- _Records shown_
——
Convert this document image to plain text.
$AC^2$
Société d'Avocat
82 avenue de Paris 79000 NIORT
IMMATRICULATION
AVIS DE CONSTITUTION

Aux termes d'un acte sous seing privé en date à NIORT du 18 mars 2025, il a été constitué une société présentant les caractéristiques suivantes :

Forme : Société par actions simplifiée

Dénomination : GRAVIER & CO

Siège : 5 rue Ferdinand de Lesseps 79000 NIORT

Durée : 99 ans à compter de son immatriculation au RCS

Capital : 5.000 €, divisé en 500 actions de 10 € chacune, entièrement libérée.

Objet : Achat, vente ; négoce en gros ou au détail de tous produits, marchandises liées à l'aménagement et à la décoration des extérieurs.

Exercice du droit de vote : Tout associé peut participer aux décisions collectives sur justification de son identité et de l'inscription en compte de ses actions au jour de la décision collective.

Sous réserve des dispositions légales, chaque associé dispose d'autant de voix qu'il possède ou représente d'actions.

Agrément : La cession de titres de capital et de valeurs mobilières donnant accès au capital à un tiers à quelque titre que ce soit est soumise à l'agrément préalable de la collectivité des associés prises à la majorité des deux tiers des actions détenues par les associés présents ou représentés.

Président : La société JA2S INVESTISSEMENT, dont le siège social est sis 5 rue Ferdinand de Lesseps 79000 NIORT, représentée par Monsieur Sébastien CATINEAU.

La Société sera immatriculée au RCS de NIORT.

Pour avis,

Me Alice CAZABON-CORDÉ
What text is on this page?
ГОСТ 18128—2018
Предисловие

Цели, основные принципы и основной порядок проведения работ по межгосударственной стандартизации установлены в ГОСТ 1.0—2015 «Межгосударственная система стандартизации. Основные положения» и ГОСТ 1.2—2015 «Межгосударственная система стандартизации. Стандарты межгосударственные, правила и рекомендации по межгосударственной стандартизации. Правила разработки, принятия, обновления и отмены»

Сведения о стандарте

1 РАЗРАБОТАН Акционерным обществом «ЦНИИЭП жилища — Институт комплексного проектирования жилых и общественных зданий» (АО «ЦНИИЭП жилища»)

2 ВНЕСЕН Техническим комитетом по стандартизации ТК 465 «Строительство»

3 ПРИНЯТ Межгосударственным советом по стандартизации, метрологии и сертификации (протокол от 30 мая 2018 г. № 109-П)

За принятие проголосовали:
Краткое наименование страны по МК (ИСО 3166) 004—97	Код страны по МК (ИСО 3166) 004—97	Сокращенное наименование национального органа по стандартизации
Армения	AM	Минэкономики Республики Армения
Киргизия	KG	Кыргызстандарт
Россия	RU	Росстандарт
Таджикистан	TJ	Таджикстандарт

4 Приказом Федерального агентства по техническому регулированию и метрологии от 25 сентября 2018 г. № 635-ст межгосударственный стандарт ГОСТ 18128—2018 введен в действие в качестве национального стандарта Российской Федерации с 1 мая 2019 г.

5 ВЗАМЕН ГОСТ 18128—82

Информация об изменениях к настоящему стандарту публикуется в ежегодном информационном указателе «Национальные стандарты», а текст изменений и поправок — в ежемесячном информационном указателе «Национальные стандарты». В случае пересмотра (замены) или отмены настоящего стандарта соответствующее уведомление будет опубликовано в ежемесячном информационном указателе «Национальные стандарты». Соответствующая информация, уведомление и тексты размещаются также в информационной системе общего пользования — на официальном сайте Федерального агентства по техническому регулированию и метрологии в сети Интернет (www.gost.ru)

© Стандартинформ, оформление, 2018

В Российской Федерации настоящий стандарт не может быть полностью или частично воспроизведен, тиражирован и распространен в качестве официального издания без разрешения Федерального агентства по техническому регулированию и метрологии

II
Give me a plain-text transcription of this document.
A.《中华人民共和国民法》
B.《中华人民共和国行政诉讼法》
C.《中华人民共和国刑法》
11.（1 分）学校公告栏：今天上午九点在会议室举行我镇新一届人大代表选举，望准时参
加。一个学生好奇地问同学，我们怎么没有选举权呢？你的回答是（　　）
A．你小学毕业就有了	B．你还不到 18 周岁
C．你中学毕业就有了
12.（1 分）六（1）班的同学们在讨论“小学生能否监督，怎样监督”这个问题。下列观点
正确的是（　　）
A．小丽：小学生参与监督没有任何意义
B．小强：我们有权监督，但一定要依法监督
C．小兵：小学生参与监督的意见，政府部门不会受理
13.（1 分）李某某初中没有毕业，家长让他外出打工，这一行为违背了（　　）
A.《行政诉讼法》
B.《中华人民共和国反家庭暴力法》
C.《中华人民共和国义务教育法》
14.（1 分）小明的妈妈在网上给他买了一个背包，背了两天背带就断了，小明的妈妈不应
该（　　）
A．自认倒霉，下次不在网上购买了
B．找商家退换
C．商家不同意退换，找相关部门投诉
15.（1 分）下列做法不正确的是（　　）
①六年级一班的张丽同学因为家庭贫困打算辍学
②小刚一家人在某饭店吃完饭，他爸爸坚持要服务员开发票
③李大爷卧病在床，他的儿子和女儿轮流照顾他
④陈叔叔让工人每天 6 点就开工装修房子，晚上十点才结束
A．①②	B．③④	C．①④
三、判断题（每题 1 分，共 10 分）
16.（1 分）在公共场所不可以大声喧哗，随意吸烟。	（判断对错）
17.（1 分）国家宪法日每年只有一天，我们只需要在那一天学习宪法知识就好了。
——
- _The request_
Write out the records above again, keeping each one identical to the original.

- _Result of the exercise_
Convert this document image to plain text.
$AC^2$
Société d'Avocat
82 avenue de Paris 79000 NIORT
IMMATRICULATION
AVIS DE CONSTITUTION

Aux termes d'un acte sous seing privé en date à NIORT du 18 mars 2025, il a été constitué une société présentant les caractéristiques suivantes :

Forme : Société par actions simplifiée

Dénomination : GRAVIER & CO

Siège : 5 rue Ferdinand de Lesseps 79000 NIORT

Durée : 99 ans à compter de son immatriculation au RCS

Capital : 5.000 €, divisé en 500 actions de 10 € chacune, entièrement libérée.

Objet : Achat, vente ; négoce en gros ou au détail de tous produits, marchandises liées à l'aménagement et à la décoration des extérieurs.

Exercice du droit de vote : Tout associé peut participer aux décisions collectives sur justification de son identité et de l'inscription en compte de ses actions au jour de la décision collective.

Sous réserve des dispositions légales, chaque associé dispose d'autant de voix qu'il possède ou représente d'actions.

Agrément : La cession de titres de capital et de valeurs mobilières donnant accès au capital à un tiers à quelque titre que ce soit est soumise à l'agrément préalable de la collectivité des associés prises à la majorité des deux tiers des actions détenues par les associés présents ou représentés.

Président : La société JA2S INVESTISSEMENT, dont le siège social est sis 5 rue Ferdinand de Lesseps 79000 NIORT, représentée par Monsieur Sébastien CATINEAU.

La Société sera immatriculée au RCS de NIORT.

Pour avis,

Me Alice CAZABON-CORDÉ
What text is on this page?
ГОСТ 18128—2018
Предисловие

Цели, основные принципы и основной порядок проведения работ по межгосударственной стандартизации установлены в ГОСТ 1.0—2015 «Межгосударственная система стандартизации. Основные положения» и ГОСТ 1.2—2015 «Межгосударственная система стандартизации. Стандарты межгосударственные, правила и рекомендации по межгосударственной стандартизации. Правила разработки, принятия, обновления и отмены»

Сведения о стандарте

1 РАЗРАБОТАН Акционерным обществом «ЦНИИЭП жилища — Институт комплексного проектирования жилых и общественных зданий» (АО «ЦНИИЭП жилища»)

2 ВНЕСЕН Техническим комитетом по стандартизации ТК 465 «Строительство»

3 ПРИНЯТ Межгосударственным советом по стандартизации, метрологии и сертификации (протокол от 30 мая 2018 г. № 109-П)

За принятие проголосовали:
Краткое наименование страны по МК (ИСО 3166) 004—97	Код страны по МК (ИСО 3166) 004—97	Сокращенное наименование национального органа по стандартизации
Армения	AM	Минэкономики Республики Армения
Киргизия	KG	Кыргызстандарт
Россия	RU	Росстандарт
Таджикистан	TJ	Таджикстандарт

4 Приказом Федерального агентства по техническому регулированию и метрологии от 25 сентября 2018 г. № 635-ст межгосударственный стандарт ГОСТ 18128—2018 введен в действие в качестве национального стандарта Российской Федерации с 1 мая 2019 г.

5 ВЗАМЕН ГОСТ 18128—82

Информация об изменениях к настоящему стандарту публикуется в ежегодном информационном указателе «Национальные стандарты», а текст изменений и поправок — в ежемесячном информационном указателе «Национальные стандарты». В случае пересмотра (замены) или отмены настоящего стандарта соответствующее уведомление будет опубликовано в ежемесячном информационном указателе «Национальные стандарты». Соответствующая информация, уведомление и тексты размещаются также в информационной системе общего пользования — на официальном сайте Федерального агентства по техническому регулированию и метрологии в сети Интернет (www.gost.ru)

© Стандартинформ, оформление, 2018

В Российской Федерации настоящий стандарт не может быть полностью или частично воспроизведен, тиражирован и распространен в качестве официального издания без разрешения Федерального агентства по техническому регулированию и метрологии

II
Give me a plain-text transcription of this document.
A.《中华人民共和国民法》
B.《中华人民共和国行政诉讼法》
C.《中华人民共和国刑法》
11.（1 分）学校公告栏：今天上午九点在会议室举行我镇新一届人大代表选举，望准时参
加。一个学生好奇地问同学，我们怎么没有选举权呢？你的回答是（　　）
A．你小学毕业就有了	B．你还不到 18 周岁
C．你中学毕业就有了
12.（1 分）六（1）班的同学们在讨论“小学生能否监督，怎样监督”这个问题。下列观点
正确的是（　　）
A．小丽：小学生参与监督没有任何意义
B．小强：我们有权监督，但一定要依法监督
C．小兵：小学生参与监督的意见，政府部门不会受理
13.（1 分）李某某初中没有毕业，家长让他外出打工，这一行为违背了（　　）
A.《行政诉讼法》
B.《中华人民共和国反家庭暴力法》
C.《中华人民共和国义务教育法》
14.（1 分）小明的妈妈在网上给他买了一个背包，背了两天背带就断了，小明的妈妈不应
该（　　）
A．自认倒霉，下次不在网上购买了
B．找商家退换
C．商家不同意退换，找相关部门投诉
15.（1 分）下列做法不正确的是（　　）
①六年级一班的张丽同学因为家庭贫困打算辍学
②小刚一家人在某饭店吃完饭，他爸爸坚持要服务员开发票
③李大爷卧病在床，他的儿子和女儿轮流照顾他
④陈叔叔让工人每天 6 点就开工装修房子，晚上十点才结束
A．①②	B．③④	C．①④
三、判断题（每题 1 分，共 10 分）
16.（1 分）在公共场所不可以大声喧哗，随意吸烟。	（判断对错）
17.（1 分）国家宪法日每年只有一天，我们只需要在那一天学习宪法知识就好了。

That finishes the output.